═══ Exercise inputs

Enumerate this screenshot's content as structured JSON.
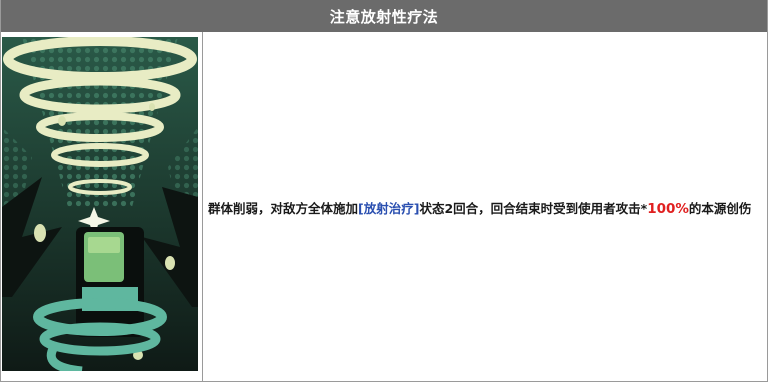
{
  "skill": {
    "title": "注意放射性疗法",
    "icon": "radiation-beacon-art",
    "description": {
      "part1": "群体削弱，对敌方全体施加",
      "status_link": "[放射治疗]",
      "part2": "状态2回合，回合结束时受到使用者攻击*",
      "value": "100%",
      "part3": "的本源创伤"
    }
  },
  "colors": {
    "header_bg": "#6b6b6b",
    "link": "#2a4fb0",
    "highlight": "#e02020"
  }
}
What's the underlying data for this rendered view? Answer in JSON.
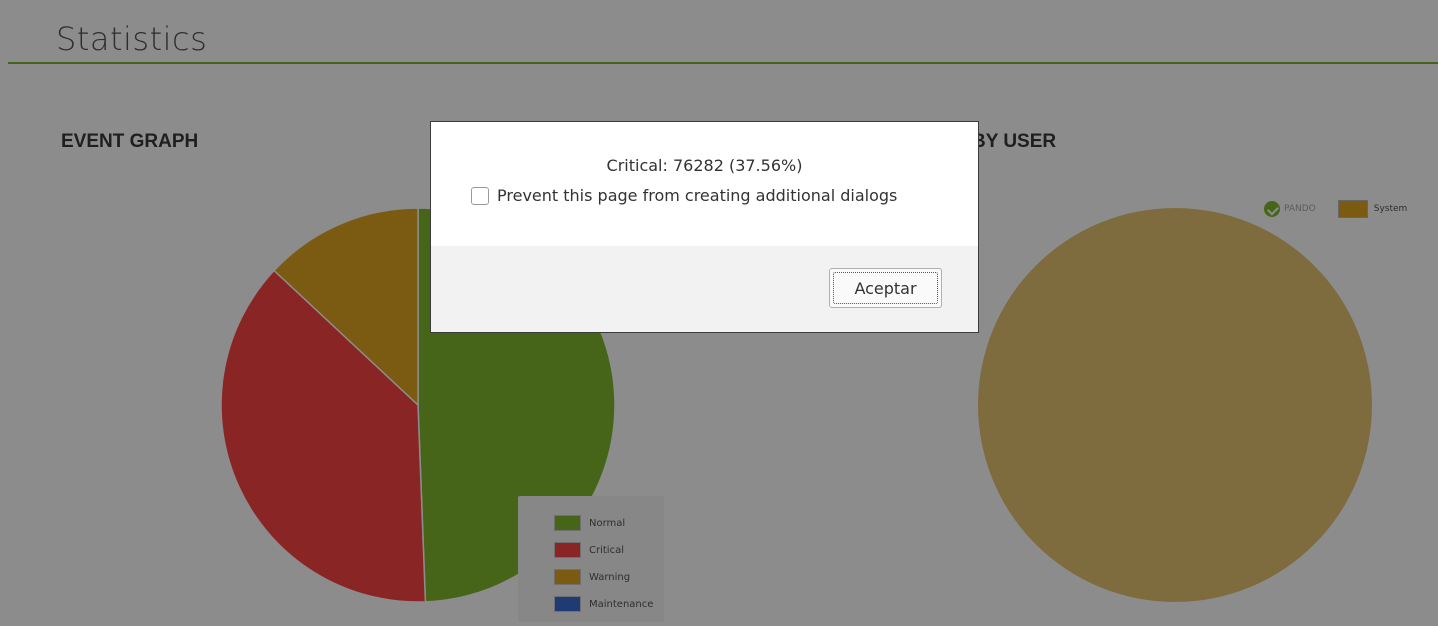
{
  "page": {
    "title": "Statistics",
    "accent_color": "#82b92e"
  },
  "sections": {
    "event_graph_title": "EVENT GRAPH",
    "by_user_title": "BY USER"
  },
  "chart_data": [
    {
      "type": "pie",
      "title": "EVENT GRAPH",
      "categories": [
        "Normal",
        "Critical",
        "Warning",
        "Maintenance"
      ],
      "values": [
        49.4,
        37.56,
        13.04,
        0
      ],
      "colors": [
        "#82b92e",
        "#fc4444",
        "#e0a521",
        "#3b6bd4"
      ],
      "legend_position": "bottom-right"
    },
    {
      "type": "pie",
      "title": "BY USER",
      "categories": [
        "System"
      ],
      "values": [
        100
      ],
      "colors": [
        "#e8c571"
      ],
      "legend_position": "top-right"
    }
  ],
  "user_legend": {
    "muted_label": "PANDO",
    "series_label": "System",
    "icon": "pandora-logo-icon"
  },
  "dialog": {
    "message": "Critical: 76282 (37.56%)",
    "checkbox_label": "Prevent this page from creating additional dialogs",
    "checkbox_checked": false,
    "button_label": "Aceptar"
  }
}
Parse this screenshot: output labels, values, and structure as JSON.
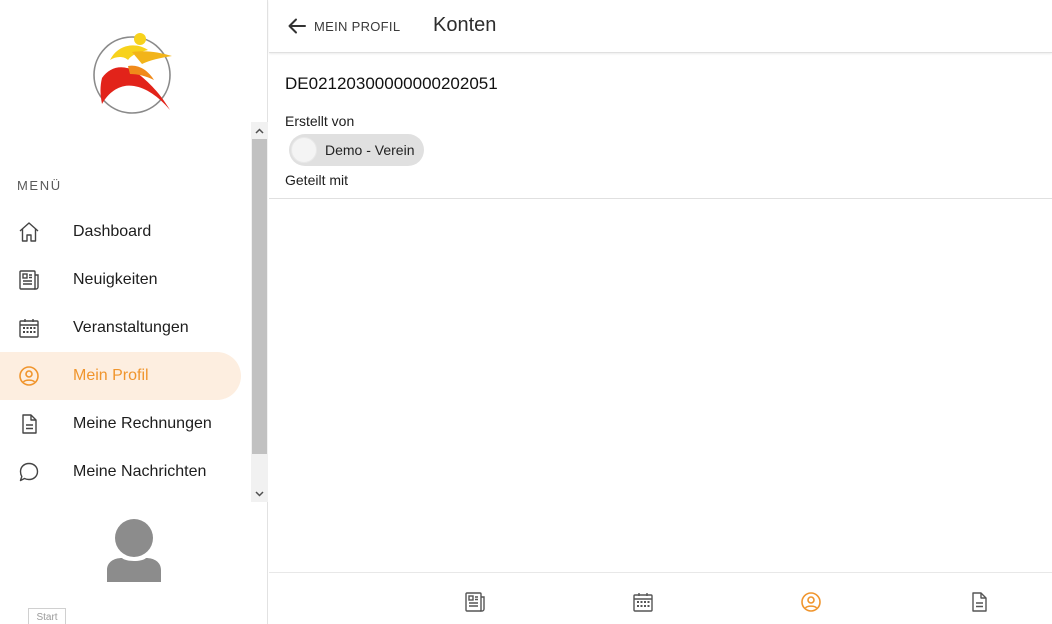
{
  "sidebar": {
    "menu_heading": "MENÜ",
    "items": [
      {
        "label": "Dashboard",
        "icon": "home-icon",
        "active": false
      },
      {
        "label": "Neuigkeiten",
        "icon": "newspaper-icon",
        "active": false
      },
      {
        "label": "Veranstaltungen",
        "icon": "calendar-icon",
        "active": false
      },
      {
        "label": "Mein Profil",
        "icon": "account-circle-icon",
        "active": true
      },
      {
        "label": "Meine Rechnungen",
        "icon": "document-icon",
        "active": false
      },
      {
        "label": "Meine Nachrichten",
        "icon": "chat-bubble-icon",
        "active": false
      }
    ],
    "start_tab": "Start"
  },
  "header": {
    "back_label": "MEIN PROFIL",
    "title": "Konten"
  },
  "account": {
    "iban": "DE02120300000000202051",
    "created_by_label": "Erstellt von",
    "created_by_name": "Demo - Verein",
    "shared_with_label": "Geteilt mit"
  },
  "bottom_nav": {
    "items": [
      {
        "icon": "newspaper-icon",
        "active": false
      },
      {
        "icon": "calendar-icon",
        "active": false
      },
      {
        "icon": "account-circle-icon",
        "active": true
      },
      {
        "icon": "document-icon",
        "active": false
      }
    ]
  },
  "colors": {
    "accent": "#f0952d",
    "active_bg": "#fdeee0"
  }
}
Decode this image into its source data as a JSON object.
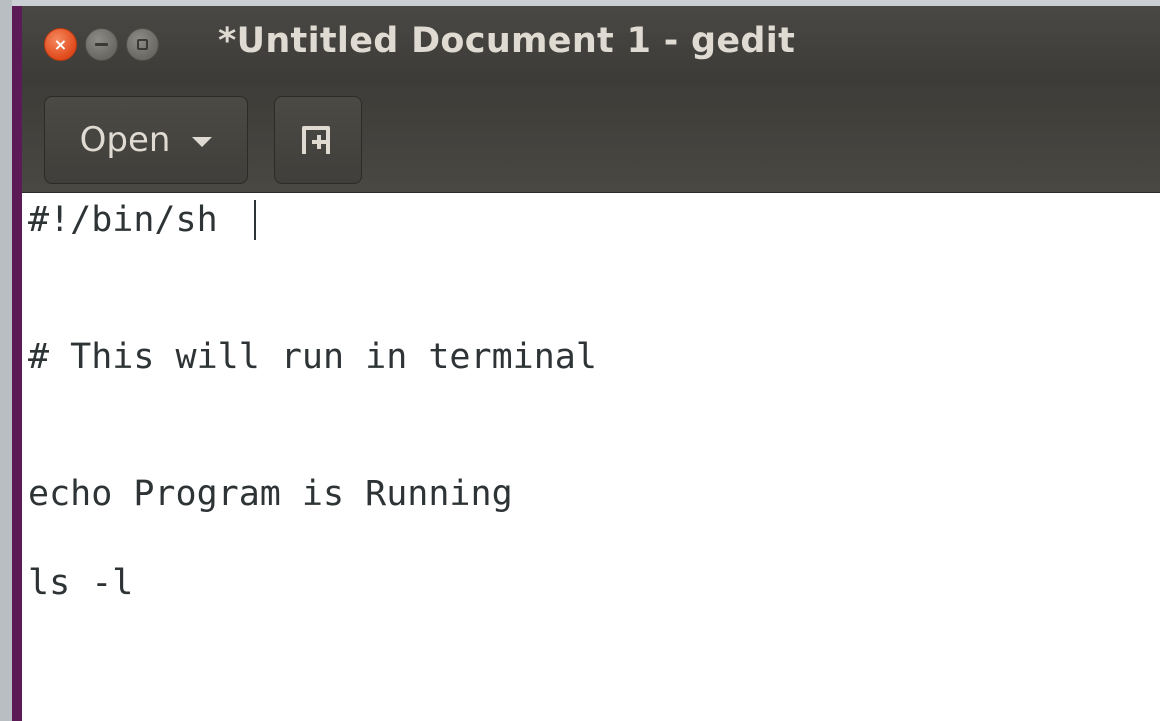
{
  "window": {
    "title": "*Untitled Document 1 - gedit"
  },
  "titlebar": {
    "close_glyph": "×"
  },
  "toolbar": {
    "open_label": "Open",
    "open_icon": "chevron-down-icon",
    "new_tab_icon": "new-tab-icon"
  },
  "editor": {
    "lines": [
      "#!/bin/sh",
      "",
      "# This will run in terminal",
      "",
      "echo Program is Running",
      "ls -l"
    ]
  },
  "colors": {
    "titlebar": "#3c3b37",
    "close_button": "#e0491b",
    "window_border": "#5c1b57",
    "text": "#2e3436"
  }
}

══════

- Objective:
Where a line of the data holds "page", show that line.

- Solution to this task:
  "page": {
    "checkbox_label": "Prevent this page from creating additional dialogs",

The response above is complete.